Erica Frezza
Irisin and brain-derived neurotrophic factor in Myotonic Dystrophy type 1
Autori
- ERICA FREZZA (DEPARTMENT OF SYSTEMS MEDICINE, UNIVERSITY OF ROME “TOR VERGATA”, VIA MONTPELLIER 1, 00133 ROME, ITALY. – NEUROLOGIA)
- MARIANGELA GOGLIA (DEPARTMENT OF SYSTEMS MEDICINE, UNIVERSITY OF ROME “TOR VERGATA”, VIA MONTPELLIER 1, 00133 ROME, ITALY. – NEUROLOGIA)
- GIULIA GRECO (DEPARTMENT OF SYSTEMS MEDICINE, UNIVERSITY OF ROME “TOR VERGATA”, VIA MONTPELLIER 1, 00133 ROME, ITALY. – NEUROLOGIA)
- Vietri Giovanni (Department of Systems Medicine, University of Rome “Tor Vergata”, Via Montpellier 1, 00133 Rome, Italy. – NEUROLOGIA)
- Ilaria Petitta (Department of Systems Medicine, University of Rome “Tor Vergata”, Via Montpellier 1, 00133 Rome, Italy. – NEUROLOGIA)
- Francesco Gruosso (Department of Systems Medicine, University of Rome “Tor Vergata”, Via Montpellier 1, 00133 Rome, Italy. – NEUROLOGIA)
- Giulia Nardino (Department of Systems Medicine, University of Rome “Tor Vergata”, Via Montpellier 1, 00133 Rome, Italy. – NEUROLOGIA)
- Laura Boffa (Department of Systems Medicine, University of Rome “Tor Vergata”, Via Montpellier 1, 00133 Rome, Italy. – NEUROLOGIA)
- Marzia Nuccetelli (Department of Laboratory Medicine, Tor Vergata University Hospital, Viale Oxford 81, 00133 Rome, Italy. – MEDICINA DI LABORATORIO)
- Roberto Massa (Department of Systems Medicine, University of Rome “Tor Vergata”, Via Montpellier 1, 00133 Rome, Italy – NEUROLOGIA)
Presentatore
ERICA FREZZA (DEPARTMENT OF SYSTEMS MEDICINE, UNIVERSITY OF ROME “TOR VERGATA”, VIA MONTPELLIER 1, 00133 ROME, ITALY)
Modalità
Poster Session
Abstract
Myotonic dystrophy type 1 is a dominantly inherited disease characterized by multisystemic involvement. Muscle and brain are main targets of the disease. Brain pathology is characterized by deposition of a mis-spliced Tau protein. An example of the muscle-brain crosstalk is represented by the interplay between the myokine irisin and the brain-derived neurotrophic factor (BDNF). Therefore, the aim of this pilot study is to investigate the irisin/BDNF signaling and plasmatic pTau concentration in DM1.

□ □ □ □ □ □ □

● **What to do**: Continue the abstract on irisin and BDNF in myotonic dystrophy type 1, picking up after its final sentence.

● **Stored data entries**:
□ □ □ □ □ □ □

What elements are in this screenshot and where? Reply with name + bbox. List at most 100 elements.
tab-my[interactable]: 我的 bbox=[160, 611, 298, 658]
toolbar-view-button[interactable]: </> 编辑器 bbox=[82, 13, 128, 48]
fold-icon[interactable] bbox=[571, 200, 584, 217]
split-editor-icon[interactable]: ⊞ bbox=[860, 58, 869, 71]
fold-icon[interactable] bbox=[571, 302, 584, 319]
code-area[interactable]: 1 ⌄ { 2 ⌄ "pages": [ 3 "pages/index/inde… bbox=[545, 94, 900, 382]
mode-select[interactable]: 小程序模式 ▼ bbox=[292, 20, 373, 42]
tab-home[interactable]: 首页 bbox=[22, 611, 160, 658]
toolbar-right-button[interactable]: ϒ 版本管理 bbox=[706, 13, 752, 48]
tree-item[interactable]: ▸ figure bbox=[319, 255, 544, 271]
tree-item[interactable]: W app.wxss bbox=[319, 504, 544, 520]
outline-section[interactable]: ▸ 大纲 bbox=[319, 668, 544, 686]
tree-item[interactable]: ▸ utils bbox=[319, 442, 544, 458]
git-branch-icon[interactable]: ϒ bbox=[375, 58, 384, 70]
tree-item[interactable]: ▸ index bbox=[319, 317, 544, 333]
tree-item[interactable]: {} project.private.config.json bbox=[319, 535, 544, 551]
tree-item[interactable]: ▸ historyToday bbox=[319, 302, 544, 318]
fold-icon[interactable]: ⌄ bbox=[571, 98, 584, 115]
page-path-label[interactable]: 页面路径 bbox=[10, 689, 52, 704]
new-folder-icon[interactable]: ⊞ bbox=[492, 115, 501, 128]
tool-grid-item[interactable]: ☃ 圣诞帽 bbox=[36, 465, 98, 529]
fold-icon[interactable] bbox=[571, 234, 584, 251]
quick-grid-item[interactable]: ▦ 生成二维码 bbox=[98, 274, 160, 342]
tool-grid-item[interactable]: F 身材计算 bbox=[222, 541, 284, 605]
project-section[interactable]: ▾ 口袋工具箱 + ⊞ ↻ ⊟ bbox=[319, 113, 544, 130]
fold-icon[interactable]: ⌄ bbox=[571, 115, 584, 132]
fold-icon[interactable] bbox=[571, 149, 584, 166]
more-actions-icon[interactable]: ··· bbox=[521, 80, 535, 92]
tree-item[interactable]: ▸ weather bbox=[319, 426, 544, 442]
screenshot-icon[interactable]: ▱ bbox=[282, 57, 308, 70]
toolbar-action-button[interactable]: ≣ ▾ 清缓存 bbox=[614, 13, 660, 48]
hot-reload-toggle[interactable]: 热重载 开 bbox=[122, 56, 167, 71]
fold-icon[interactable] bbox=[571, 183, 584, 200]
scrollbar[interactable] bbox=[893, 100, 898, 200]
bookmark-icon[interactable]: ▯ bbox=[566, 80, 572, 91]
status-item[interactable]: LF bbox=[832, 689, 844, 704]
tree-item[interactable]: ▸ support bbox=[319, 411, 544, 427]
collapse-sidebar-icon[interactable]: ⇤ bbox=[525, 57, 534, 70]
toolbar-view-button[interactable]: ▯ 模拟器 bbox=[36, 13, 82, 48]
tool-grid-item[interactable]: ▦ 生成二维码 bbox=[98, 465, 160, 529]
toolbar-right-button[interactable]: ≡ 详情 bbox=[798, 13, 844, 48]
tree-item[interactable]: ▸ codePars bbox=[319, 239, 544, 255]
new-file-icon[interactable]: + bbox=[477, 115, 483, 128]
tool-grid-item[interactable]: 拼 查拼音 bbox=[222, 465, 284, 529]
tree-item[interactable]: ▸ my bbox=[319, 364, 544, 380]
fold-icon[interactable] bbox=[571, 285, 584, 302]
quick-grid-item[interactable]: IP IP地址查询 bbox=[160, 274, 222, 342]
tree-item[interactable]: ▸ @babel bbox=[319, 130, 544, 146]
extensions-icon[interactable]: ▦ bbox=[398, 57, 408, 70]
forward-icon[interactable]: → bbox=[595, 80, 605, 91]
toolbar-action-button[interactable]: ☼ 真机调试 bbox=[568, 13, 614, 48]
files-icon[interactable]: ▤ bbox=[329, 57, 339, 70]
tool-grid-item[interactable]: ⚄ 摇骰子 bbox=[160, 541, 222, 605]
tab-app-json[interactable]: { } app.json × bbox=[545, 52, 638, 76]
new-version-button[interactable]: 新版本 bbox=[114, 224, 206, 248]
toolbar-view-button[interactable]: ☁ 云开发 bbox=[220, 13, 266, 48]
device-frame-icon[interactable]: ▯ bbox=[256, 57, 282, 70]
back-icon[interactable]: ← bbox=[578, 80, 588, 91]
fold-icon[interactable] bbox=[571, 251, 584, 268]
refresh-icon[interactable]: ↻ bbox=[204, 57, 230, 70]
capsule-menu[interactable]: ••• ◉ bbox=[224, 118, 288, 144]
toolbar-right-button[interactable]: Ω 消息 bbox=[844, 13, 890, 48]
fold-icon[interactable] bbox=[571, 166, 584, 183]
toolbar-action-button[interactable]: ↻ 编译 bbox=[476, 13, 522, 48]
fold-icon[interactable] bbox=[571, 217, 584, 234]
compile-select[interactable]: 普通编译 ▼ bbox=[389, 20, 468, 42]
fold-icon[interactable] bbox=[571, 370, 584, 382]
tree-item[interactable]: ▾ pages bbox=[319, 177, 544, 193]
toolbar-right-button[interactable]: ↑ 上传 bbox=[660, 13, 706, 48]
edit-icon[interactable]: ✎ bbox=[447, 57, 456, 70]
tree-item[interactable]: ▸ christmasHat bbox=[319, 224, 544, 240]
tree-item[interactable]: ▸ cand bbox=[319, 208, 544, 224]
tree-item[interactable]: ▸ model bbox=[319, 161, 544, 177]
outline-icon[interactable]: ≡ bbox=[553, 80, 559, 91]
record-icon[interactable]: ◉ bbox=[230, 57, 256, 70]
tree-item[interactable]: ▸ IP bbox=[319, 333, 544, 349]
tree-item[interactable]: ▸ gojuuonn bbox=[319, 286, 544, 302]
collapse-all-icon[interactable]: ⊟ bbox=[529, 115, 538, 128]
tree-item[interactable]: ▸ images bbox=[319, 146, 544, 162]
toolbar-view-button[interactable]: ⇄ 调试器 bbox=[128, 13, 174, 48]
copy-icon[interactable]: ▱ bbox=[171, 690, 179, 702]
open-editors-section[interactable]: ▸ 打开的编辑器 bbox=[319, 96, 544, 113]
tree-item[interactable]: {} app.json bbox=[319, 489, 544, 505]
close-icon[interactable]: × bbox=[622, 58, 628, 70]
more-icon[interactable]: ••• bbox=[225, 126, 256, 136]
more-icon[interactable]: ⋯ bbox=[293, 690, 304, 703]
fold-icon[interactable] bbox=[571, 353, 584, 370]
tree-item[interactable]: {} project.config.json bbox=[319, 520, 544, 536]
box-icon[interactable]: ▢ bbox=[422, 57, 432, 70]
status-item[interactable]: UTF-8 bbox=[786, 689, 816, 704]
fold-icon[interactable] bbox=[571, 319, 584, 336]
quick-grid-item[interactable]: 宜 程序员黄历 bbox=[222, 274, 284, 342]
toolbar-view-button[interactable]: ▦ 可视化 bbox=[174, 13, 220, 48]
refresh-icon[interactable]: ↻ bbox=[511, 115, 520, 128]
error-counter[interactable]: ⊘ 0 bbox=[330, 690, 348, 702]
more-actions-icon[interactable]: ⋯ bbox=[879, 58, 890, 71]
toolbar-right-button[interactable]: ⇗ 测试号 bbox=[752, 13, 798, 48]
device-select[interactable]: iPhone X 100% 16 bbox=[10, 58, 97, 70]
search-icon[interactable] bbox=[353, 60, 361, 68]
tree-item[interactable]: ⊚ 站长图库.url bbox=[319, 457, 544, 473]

□ □ □ □ □ □ □

● **Response to this exercise**:
DM1 patients underwent a complete neurological evaluation with 6 Minute walking test, anthropometric measures, and fasting blood sampling for glucometabolic status. The irisin, BDNF and 181pTau assay was performed in patients with DM1 and 13 healthy controls (HC). Descriptive statistics, t test and correlations were performed.
Twenty adult DM1 patients were enrolled in the present study (13 F, 7 M). Plasmatic irisin and BDNF levels were higher in DM1 compared to HC. Plasmatic 181pTau was elevated in the majority of DM1. An inverse correlation was found between plasmatic irisin and both BMI and Homa index. Patients with excessive daytime sleepiness (EDS) showed a significantly greater level of plasmatic BDNF (p< 0.01) and 181pTau (p<0.01).
The known metabolic alterations present in DM1 seems to be supported by the observed values of irisin. The elevated BDNF and 181pTAU values in DM1 patients with EDS may reflect the alterations present in the CNS. Further analysis and a larger sample of patients are needed for a better understanding of the mechanisms underlying the muscle-brain interaction in this complex disease.